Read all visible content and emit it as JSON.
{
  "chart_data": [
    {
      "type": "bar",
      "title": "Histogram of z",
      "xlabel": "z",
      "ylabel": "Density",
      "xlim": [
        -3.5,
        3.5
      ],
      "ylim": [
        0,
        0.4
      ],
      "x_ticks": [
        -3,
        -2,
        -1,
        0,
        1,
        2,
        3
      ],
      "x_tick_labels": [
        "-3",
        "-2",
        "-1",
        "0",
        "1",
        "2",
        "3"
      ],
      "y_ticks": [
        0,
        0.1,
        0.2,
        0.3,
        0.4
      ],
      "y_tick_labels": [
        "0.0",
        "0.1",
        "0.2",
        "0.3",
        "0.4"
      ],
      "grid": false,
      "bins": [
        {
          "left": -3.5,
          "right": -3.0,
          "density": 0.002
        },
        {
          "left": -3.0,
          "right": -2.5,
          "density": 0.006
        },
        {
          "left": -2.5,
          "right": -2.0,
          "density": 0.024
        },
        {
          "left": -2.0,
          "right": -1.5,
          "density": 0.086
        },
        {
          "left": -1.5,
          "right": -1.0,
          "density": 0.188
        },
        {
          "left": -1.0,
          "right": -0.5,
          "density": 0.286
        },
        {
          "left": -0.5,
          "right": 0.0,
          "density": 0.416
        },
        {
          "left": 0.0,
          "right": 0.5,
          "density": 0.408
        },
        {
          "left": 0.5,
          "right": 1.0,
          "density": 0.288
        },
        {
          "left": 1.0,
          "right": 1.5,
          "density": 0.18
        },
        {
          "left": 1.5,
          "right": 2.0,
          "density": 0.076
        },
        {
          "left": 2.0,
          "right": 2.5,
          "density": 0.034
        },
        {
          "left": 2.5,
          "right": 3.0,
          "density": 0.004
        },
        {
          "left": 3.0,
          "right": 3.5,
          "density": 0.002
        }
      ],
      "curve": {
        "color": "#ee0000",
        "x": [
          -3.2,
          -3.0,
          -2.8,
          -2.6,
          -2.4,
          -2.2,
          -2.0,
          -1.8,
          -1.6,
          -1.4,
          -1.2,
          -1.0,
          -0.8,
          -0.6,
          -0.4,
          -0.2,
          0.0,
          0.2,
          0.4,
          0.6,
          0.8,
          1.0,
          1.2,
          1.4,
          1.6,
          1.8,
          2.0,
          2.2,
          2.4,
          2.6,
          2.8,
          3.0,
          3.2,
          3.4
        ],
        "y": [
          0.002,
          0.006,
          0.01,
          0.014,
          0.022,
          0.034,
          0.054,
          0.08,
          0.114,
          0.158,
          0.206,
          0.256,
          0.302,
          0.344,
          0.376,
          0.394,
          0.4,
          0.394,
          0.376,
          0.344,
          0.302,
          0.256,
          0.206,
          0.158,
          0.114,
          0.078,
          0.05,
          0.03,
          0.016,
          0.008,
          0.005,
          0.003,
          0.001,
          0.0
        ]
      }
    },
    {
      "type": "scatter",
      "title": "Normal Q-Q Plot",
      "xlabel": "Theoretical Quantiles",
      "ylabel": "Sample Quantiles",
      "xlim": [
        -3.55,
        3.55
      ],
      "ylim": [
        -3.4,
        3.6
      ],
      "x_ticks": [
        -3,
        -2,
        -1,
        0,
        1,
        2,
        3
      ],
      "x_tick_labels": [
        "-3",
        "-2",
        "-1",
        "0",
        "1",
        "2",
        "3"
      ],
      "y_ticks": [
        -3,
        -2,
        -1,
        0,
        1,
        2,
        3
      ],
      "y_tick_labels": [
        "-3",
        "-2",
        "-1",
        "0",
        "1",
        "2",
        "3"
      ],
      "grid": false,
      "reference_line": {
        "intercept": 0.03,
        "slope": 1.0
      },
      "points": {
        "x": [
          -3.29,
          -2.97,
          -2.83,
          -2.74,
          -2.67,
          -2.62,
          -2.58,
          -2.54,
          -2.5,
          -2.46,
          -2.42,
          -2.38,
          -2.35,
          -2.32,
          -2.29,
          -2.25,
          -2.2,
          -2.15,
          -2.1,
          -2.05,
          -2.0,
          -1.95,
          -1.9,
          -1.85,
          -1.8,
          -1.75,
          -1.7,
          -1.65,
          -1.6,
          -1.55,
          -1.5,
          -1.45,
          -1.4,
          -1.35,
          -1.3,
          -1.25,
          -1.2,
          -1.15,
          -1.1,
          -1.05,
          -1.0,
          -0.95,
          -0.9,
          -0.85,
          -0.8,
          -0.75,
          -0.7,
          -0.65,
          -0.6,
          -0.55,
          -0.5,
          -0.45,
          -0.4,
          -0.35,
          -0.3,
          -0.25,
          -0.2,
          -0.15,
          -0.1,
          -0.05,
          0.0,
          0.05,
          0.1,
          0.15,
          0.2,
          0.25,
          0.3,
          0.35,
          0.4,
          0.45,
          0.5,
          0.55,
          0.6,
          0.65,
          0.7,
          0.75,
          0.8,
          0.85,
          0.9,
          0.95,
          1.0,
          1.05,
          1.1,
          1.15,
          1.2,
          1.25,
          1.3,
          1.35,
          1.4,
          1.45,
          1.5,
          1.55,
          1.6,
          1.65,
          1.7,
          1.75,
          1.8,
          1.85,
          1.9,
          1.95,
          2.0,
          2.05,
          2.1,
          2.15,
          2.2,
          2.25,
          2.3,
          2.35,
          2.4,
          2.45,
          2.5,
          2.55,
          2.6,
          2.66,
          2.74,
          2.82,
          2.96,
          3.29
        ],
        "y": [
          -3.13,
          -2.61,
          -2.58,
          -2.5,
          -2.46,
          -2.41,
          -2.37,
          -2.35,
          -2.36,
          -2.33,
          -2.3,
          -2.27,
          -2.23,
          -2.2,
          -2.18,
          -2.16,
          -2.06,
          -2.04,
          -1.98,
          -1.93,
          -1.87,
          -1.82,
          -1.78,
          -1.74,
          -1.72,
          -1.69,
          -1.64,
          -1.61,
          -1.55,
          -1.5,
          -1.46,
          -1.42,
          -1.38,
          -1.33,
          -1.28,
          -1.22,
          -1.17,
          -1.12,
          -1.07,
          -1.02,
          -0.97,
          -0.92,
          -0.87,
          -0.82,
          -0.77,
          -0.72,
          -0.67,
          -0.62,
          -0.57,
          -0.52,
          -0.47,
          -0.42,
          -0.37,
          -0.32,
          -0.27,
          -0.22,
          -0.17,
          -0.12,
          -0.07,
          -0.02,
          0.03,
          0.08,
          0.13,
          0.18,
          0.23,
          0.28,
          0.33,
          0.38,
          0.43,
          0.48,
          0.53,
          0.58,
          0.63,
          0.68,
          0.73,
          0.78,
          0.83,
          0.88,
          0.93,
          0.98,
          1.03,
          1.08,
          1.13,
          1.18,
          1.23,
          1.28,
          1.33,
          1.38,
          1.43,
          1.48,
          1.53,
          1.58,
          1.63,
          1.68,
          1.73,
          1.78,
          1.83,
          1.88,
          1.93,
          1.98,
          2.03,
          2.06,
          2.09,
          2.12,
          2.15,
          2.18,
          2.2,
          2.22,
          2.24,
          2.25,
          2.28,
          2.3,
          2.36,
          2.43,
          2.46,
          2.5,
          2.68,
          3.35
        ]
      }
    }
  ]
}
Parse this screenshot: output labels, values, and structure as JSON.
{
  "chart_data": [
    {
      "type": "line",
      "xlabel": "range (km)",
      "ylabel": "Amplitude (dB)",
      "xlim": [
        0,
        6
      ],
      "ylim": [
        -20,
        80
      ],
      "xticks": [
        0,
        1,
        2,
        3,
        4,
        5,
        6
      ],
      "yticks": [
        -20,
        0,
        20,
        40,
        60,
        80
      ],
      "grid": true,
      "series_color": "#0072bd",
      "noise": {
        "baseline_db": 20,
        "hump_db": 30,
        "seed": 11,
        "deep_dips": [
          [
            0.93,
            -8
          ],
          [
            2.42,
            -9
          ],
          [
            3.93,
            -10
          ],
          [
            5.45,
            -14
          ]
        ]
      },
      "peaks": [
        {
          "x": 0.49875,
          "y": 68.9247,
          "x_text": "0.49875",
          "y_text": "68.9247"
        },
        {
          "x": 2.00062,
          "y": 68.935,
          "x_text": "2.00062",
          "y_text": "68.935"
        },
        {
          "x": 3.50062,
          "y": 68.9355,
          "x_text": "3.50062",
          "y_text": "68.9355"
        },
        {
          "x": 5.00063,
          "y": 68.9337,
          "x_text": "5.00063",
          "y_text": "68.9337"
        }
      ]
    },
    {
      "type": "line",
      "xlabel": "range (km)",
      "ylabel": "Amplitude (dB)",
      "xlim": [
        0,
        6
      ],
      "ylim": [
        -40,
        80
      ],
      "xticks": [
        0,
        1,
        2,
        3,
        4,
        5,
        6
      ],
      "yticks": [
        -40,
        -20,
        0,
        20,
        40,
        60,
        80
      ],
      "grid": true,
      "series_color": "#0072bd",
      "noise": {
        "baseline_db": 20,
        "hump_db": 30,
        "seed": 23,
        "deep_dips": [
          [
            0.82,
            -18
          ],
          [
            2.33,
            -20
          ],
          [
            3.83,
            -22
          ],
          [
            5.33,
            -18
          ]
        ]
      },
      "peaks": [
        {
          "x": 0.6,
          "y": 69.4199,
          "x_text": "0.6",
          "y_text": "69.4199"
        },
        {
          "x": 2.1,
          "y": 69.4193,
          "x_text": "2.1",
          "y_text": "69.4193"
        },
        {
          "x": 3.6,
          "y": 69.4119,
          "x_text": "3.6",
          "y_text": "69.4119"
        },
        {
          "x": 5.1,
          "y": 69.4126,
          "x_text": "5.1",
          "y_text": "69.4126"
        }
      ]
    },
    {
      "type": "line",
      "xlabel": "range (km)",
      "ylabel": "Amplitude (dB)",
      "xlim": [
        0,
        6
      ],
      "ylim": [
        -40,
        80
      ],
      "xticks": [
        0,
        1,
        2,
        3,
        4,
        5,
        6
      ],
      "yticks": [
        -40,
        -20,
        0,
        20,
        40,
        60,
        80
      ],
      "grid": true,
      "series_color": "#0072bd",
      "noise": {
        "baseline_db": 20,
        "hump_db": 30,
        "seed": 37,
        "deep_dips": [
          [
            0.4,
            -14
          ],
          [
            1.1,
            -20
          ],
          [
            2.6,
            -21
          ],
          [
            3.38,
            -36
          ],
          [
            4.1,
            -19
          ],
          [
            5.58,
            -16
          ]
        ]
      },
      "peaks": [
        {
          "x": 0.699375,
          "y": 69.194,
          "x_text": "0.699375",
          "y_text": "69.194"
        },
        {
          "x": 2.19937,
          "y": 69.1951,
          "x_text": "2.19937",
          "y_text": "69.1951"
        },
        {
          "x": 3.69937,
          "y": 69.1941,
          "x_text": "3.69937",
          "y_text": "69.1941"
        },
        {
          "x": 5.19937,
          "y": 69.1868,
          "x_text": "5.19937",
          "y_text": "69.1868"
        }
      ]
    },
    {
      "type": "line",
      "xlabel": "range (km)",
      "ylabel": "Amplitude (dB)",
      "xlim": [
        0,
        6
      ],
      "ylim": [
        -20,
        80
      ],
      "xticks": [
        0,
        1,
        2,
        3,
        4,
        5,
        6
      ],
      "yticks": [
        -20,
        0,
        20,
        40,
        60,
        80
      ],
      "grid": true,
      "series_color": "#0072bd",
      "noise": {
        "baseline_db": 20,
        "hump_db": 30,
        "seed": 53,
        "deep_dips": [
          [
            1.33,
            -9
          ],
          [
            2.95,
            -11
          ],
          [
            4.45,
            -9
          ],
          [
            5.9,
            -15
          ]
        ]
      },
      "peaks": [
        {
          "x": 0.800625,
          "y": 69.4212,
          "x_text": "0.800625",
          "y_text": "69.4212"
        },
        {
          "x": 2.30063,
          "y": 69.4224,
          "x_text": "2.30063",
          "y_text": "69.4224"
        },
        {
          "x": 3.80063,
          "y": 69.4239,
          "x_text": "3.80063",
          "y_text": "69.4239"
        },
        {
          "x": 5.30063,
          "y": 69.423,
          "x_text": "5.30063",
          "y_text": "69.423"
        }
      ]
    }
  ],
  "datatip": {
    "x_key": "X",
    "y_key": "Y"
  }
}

* [WHAT YOU SHOULD DO]:
Go over the data above and copy every line that has the word "title" in it.

* [FINAL RESULT]:
      "title": "Histogram of z",
      "title": "Normal Q-Q Plot",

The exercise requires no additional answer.